▶ **The exercise**: In the listing below, count each line containing "this" and answer with the count only.

▶ **Task material**:
........
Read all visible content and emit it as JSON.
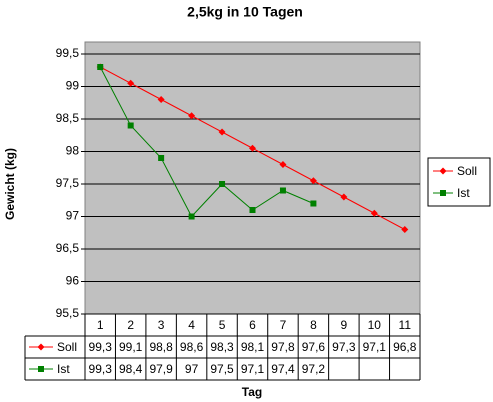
{
  "chart_data": {
    "type": "line",
    "title": "2,5kg in 10 Tagen",
    "x_label": "Tag",
    "y_label": "Gewicht (kg)",
    "categories": [
      "1",
      "2",
      "3",
      "4",
      "5",
      "6",
      "7",
      "8",
      "9",
      "10",
      "11"
    ],
    "series": [
      {
        "name": "Soll",
        "color": "#ff0000",
        "marker": "diamond",
        "values": [
          99.3,
          99.05,
          98.8,
          98.55,
          98.3,
          98.05,
          97.8,
          97.55,
          97.3,
          97.05,
          96.8
        ],
        "value_labels": [
          "99,3",
          "99,1",
          "98,8",
          "98,6",
          "98,3",
          "98,1",
          "97,8",
          "97,6",
          "97,3",
          "97,1",
          "96,8"
        ]
      },
      {
        "name": "Ist",
        "color": "#008000",
        "marker": "square",
        "values": [
          99.3,
          98.4,
          97.9,
          97,
          97.5,
          97.1,
          97.4,
          97.2,
          null,
          null,
          null
        ],
        "value_labels": [
          "99,3",
          "98,4",
          "97,9",
          "97",
          "97,5",
          "97,1",
          "97,4",
          "97,2",
          null,
          null,
          null
        ]
      }
    ],
    "ylim": [
      95.5,
      99.5
    ],
    "yticks": [
      {
        "value": 95.5,
        "label": "95,5"
      },
      96,
      {
        "value": 96.5,
        "label": "96,5"
      },
      97,
      {
        "value": 97.5,
        "label": "97,5"
      },
      98,
      {
        "value": 98.5,
        "label": "98,5"
      },
      99,
      {
        "value": 99.5,
        "label": "99,5"
      }
    ],
    "grid": true,
    "legend": "right",
    "data_table": true
  }
}
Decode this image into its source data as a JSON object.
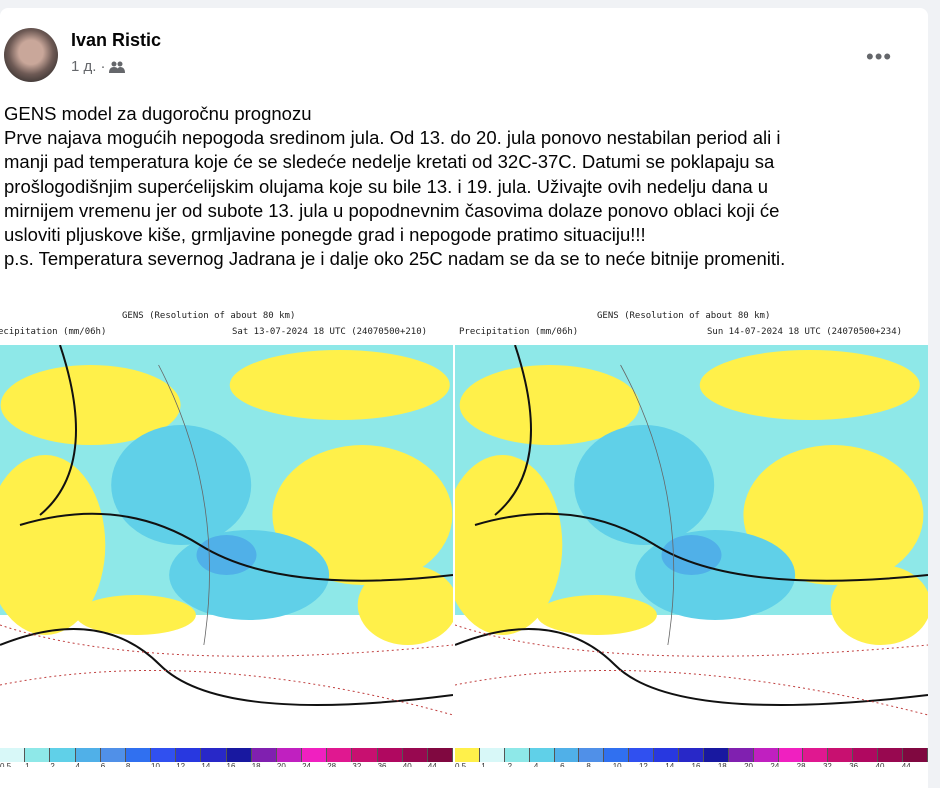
{
  "post": {
    "author": "Ivan Ristic",
    "time": "1 д.",
    "separator": "·",
    "audience_icon": "friends-icon",
    "more_label": "•••",
    "lines": [
      "GENS model za dugoročnu prognozu",
      "Prve najava mogućih nepogoda sredinom jula. Od 13. do 20. jula ponovo nestabilan period ali i",
      "manji pad temperatura koje će se sledeće nedelje kretati od 32C-37C. Datumi se poklapaju sa",
      "prošlogodišnjim superćelijskim olujama koje su bile 13. i 19. jula. Uživajte ovih nedelju dana u",
      "mirnijem vremenu jer od subote 13. jula u popodnevnim časovima dolaze ponovo oblaci koji će",
      "usloviti pljuskove kiše, grmljavine ponegde grad i nepogode pratimo situaciju!!!",
      "p.s. Temperatura severnog Jadrana je i dalje oko 25C nadam se da se to neće bitnije promeniti."
    ]
  },
  "maps": [
    {
      "title": "GENS (Resolution of about 80 km)",
      "variable": "ecipitation (mm/06h)",
      "valid": "Sat 13-07-2024 18 UTC (24070500+210)"
    },
    {
      "title": "GENS (Resolution of about 80 km)",
      "variable": "Precipitation (mm/06h)",
      "valid": "Sun 14-07-2024 18 UTC (24070500+234)"
    }
  ],
  "legend": {
    "colors": [
      "#fff04a",
      "#d8f8f8",
      "#8ee8e8",
      "#60d0e8",
      "#50b0e8",
      "#5090e8",
      "#3070f0",
      "#3050f0",
      "#2838e0",
      "#2828c8",
      "#1818a0",
      "#8020b0",
      "#c020c0",
      "#f020c0",
      "#e01890",
      "#c81070",
      "#b00860",
      "#980850",
      "#800840"
    ],
    "labels": [
      "0.5",
      "1",
      "2",
      "4",
      "6",
      "8",
      "10",
      "12",
      "14",
      "16",
      "18",
      "20",
      "24",
      "28",
      "32",
      "36",
      "40",
      "44"
    ]
  }
}
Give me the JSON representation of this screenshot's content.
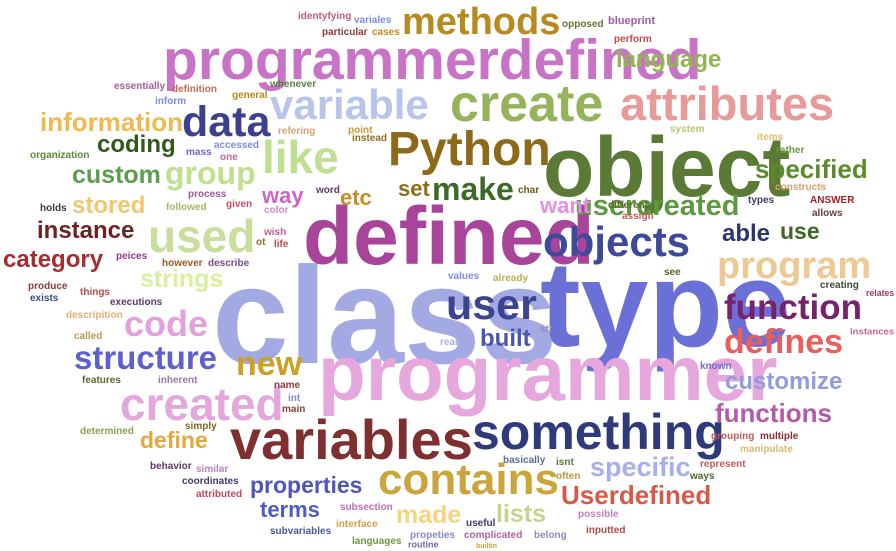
{
  "words": [
    {
      "text": "class",
      "color": "#a3a9e2"
    },
    {
      "text": "type",
      "color": "#6b70d6"
    },
    {
      "text": "programmer",
      "color": "#e6a7dd"
    },
    {
      "text": "defined",
      "color": "#a8459a"
    },
    {
      "text": "object",
      "color": "#5a7a36"
    },
    {
      "text": "programmerdefined",
      "color": "#c873c6"
    },
    {
      "text": "variables",
      "color": "#7e3030"
    },
    {
      "text": "something",
      "color": "#2f3a7a"
    },
    {
      "text": "create",
      "color": "#94b35a"
    },
    {
      "text": "attributes",
      "color": "#e69a9a"
    },
    {
      "text": "Python",
      "color": "#8c6a1a"
    },
    {
      "text": "variable",
      "color": "#b8c4ea"
    },
    {
      "text": "contains",
      "color": "#c9a53c"
    },
    {
      "text": "created",
      "color": "#e3a7dc"
    },
    {
      "text": "objects",
      "color": "#3d4a9a"
    },
    {
      "text": "methods",
      "color": "#b88a1e"
    },
    {
      "text": "data",
      "color": "#3d3f8f"
    },
    {
      "text": "like",
      "color": "#bfe093"
    },
    {
      "text": "used",
      "color": "#c9dd9c"
    },
    {
      "text": "user",
      "color": "#3b4490"
    },
    {
      "text": "program",
      "color": "#edc994"
    },
    {
      "text": "function",
      "color": "#79216b"
    },
    {
      "text": "defines",
      "color": "#e65e5e"
    },
    {
      "text": "code",
      "color": "#e3a1dc"
    },
    {
      "text": "structure",
      "color": "#5d61cf"
    },
    {
      "text": "new",
      "color": "#cca025"
    },
    {
      "text": "group",
      "color": "#bfe08c"
    },
    {
      "text": "make",
      "color": "#3c6a26"
    },
    {
      "text": "usercreated",
      "color": "#5c9a3d"
    },
    {
      "text": "specified",
      "color": "#5c8a2d"
    },
    {
      "text": "Userdefined",
      "color": "#d65a4a"
    },
    {
      "text": "specific",
      "color": "#a7aee8"
    },
    {
      "text": "functions",
      "color": "#b45aa6"
    },
    {
      "text": "customize",
      "color": "#8f9ddb"
    },
    {
      "text": "language",
      "color": "#93b54f"
    },
    {
      "text": "information",
      "color": "#f0b84d"
    },
    {
      "text": "coding",
      "color": "#2f5a1c"
    },
    {
      "text": "custom",
      "color": "#5c9e4d"
    },
    {
      "text": "stored",
      "color": "#f0c76f"
    },
    {
      "text": "instance",
      "color": "#6e2323"
    },
    {
      "text": "category",
      "color": "#a62d2d"
    },
    {
      "text": "strings",
      "color": "#dbef9f"
    },
    {
      "text": "properties",
      "color": "#4f56b8"
    },
    {
      "text": "terms",
      "color": "#505ac7"
    },
    {
      "text": "made",
      "color": "#f7d27f"
    },
    {
      "text": "lists",
      "color": "#c5d38c"
    },
    {
      "text": "define",
      "color": "#e6a640"
    },
    {
      "text": "built",
      "color": "#4a55b0"
    },
    {
      "text": "want",
      "color": "#e48fe6"
    },
    {
      "text": "way",
      "color": "#cc66c7"
    },
    {
      "text": "able",
      "color": "#2d3470"
    },
    {
      "text": "use",
      "color": "#3c6a26"
    },
    {
      "text": "set",
      "color": "#8f6e1a"
    },
    {
      "text": "etc",
      "color": "#c68f22"
    },
    {
      "text": "identyfying",
      "color": "#c35a7a"
    },
    {
      "text": "variales",
      "color": "#7c8cdf"
    },
    {
      "text": "particular",
      "color": "#8e3a3a"
    },
    {
      "text": "cases",
      "color": "#c78a1e"
    },
    {
      "text": "opposed",
      "color": "#6b7030"
    },
    {
      "text": "blueprint",
      "color": "#a05aaa"
    },
    {
      "text": "perform",
      "color": "#c44a4a"
    },
    {
      "text": "definition",
      "color": "#c06a55"
    },
    {
      "text": "essentially",
      "color": "#a85aa0"
    },
    {
      "text": "whenever",
      "color": "#5a8040"
    },
    {
      "text": "inform",
      "color": "#7c8cdf"
    },
    {
      "text": "general",
      "color": "#b8861e"
    },
    {
      "text": "refering",
      "color": "#d8a06e"
    },
    {
      "text": "point",
      "color": "#cc9a3a"
    },
    {
      "text": "instead",
      "color": "#8e7020"
    },
    {
      "text": "mass",
      "color": "#6a6ad0"
    },
    {
      "text": "accessed",
      "color": "#7c8cdf"
    },
    {
      "text": "one",
      "color": "#c06a9a"
    },
    {
      "text": "organization",
      "color": "#5a8a3a"
    },
    {
      "text": "system",
      "color": "#b5c778"
    },
    {
      "text": "items",
      "color": "#d8c070"
    },
    {
      "text": "rather",
      "color": "#6a9a3a"
    },
    {
      "text": "constructs",
      "color": "#d8a06e"
    },
    {
      "text": "ANSWER",
      "color": "#a82020"
    },
    {
      "text": "allows",
      "color": "#6e3a3a"
    },
    {
      "text": "types",
      "color": "#3d3a6a"
    },
    {
      "text": "word",
      "color": "#5a3a6a"
    },
    {
      "text": "char",
      "color": "#6a5a20"
    },
    {
      "text": "different",
      "color": "#5a6a2a"
    },
    {
      "text": "assign",
      "color": "#c05a5a"
    },
    {
      "text": "process",
      "color": "#9a5aa0"
    },
    {
      "text": "followed",
      "color": "#a8b568"
    },
    {
      "text": "given",
      "color": "#c8506a"
    },
    {
      "text": "color",
      "color": "#d38ad0"
    },
    {
      "text": "holds",
      "color": "#3d3a3a"
    },
    {
      "text": "wish",
      "color": "#cc5a8a"
    },
    {
      "text": "life",
      "color": "#b84a4a"
    },
    {
      "text": "ot",
      "color": "#8e7020"
    },
    {
      "text": "peices",
      "color": "#8e3a8a"
    },
    {
      "text": "however",
      "color": "#9a5a20"
    },
    {
      "text": "describe",
      "color": "#7a4a8a"
    },
    {
      "text": "produce",
      "color": "#8a3a3a"
    },
    {
      "text": "things",
      "color": "#b84a4a"
    },
    {
      "text": "exists",
      "color": "#3d4a8a"
    },
    {
      "text": "executions",
      "color": "#5a3a6a"
    },
    {
      "text": "descripition",
      "color": "#e0b070"
    },
    {
      "text": "values",
      "color": "#7c8cdf"
    },
    {
      "text": "already",
      "color": "#b5b050"
    },
    {
      "text": "see",
      "color": "#4a6a2a"
    },
    {
      "text": "creating",
      "color": "#3d4a3a"
    },
    {
      "text": "relates",
      "color": "#a03a6a"
    },
    {
      "text": "instances",
      "color": "#c06a9a"
    },
    {
      "text": "str",
      "color": "#8a8ac0"
    },
    {
      "text": "real",
      "color": "#a8b5d0"
    },
    {
      "text": "called",
      "color": "#b89a50"
    },
    {
      "text": "features",
      "color": "#5a6a2a"
    },
    {
      "text": "inherent",
      "color": "#a07aa0"
    },
    {
      "text": "name",
      "color": "#8e3a3a"
    },
    {
      "text": "int",
      "color": "#7c8cdf"
    },
    {
      "text": "main",
      "color": "#8e3a3a"
    },
    {
      "text": "known",
      "color": "#6e6ad0"
    },
    {
      "text": "determined",
      "color": "#8aa050"
    },
    {
      "text": "simply",
      "color": "#7a6a20"
    },
    {
      "text": "grouping",
      "color": "#c05a5a"
    },
    {
      "text": "multiple",
      "color": "#8e2a2a"
    },
    {
      "text": "manipulate",
      "color": "#d0c070"
    },
    {
      "text": "behavior",
      "color": "#5a3a5a"
    },
    {
      "text": "similar",
      "color": "#c080c0"
    },
    {
      "text": "coordinates",
      "color": "#3d3a6a"
    },
    {
      "text": "attributed",
      "color": "#c04a5a"
    },
    {
      "text": "basically",
      "color": "#5a6a9a"
    },
    {
      "text": "isnt",
      "color": "#5a7a3a"
    },
    {
      "text": "often",
      "color": "#b89a40"
    },
    {
      "text": "represent",
      "color": "#c05a5a"
    },
    {
      "text": "ways",
      "color": "#4a6a2a"
    },
    {
      "text": "subsection",
      "color": "#c070b0"
    },
    {
      "text": "interface",
      "color": "#d0a050"
    },
    {
      "text": "subvariables",
      "color": "#4a5a9a"
    },
    {
      "text": "languages",
      "color": "#6a9a3a"
    },
    {
      "text": "propeties",
      "color": "#8a8ac0"
    },
    {
      "text": "routine",
      "color": "#6a6aa0"
    },
    {
      "text": "useful",
      "color": "#3d3a6a"
    },
    {
      "text": "complicated",
      "color": "#b060a0"
    },
    {
      "text": "builtin",
      "color": "#d0a040"
    },
    {
      "text": "belong",
      "color": "#8a8ac0"
    },
    {
      "text": "possible",
      "color": "#c080c0"
    },
    {
      "text": "inputted",
      "color": "#b04a4a"
    }
  ]
}
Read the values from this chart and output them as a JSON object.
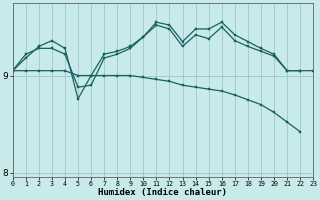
{
  "xlabel": "Humidex (Indice chaleur)",
  "background_color": "#c8eaea",
  "grid_color": "#a0c8c8",
  "line_color": "#1a6060",
  "xlim": [
    0,
    23
  ],
  "ylim": [
    7.95,
    9.75
  ],
  "yticks": [
    8,
    9
  ],
  "xticks": [
    0,
    1,
    2,
    3,
    4,
    5,
    6,
    7,
    8,
    9,
    10,
    11,
    12,
    13,
    14,
    15,
    16,
    17,
    18,
    19,
    20,
    21,
    22,
    23
  ],
  "s1_x": [
    0,
    1,
    2,
    3,
    4,
    5,
    6,
    7,
    8,
    9,
    10,
    11,
    12,
    13,
    14,
    15,
    16,
    17,
    18,
    19,
    20,
    21,
    22,
    23
  ],
  "s1_y": [
    9.05,
    9.22,
    9.28,
    9.28,
    9.22,
    8.88,
    8.9,
    9.18,
    9.22,
    9.28,
    9.4,
    9.55,
    9.52,
    9.35,
    9.48,
    9.48,
    9.55,
    9.42,
    9.35,
    9.28,
    9.22,
    9.05,
    9.05,
    9.05
  ],
  "s2_x": [
    0,
    1,
    2,
    3,
    4,
    5,
    6,
    7,
    8,
    9,
    10,
    11,
    12,
    13,
    14,
    15,
    16,
    17,
    18,
    19,
    20,
    21,
    22
  ],
  "s2_y": [
    9.05,
    9.18,
    9.3,
    9.36,
    9.28,
    8.76,
    9.0,
    9.22,
    9.25,
    9.3,
    9.4,
    9.52,
    9.48,
    9.3,
    9.42,
    9.38,
    9.5,
    9.36,
    9.3,
    9.25,
    9.2,
    9.05,
    9.05
  ],
  "s3_x": [
    0,
    1,
    2,
    3,
    4,
    5,
    6,
    7,
    8,
    9,
    10,
    11,
    12,
    13,
    14,
    15,
    16,
    17,
    18,
    19,
    20,
    21,
    22
  ],
  "s3_y": [
    9.05,
    9.05,
    9.05,
    9.05,
    9.05,
    9.0,
    9.0,
    9.0,
    9.0,
    9.0,
    8.98,
    8.96,
    8.94,
    8.9,
    8.88,
    8.86,
    8.84,
    8.8,
    8.75,
    8.7,
    8.62,
    8.52,
    8.42
  ]
}
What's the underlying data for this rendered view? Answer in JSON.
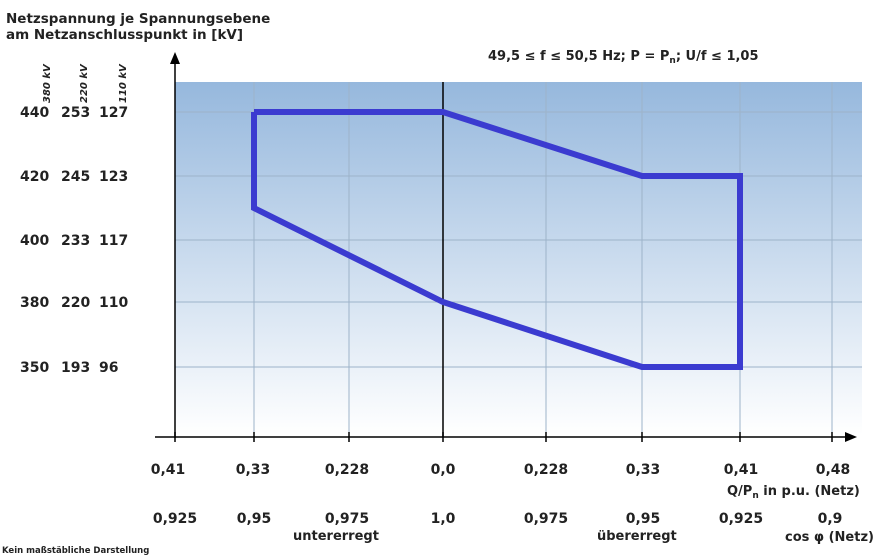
........
▶ **Worked solution**: 4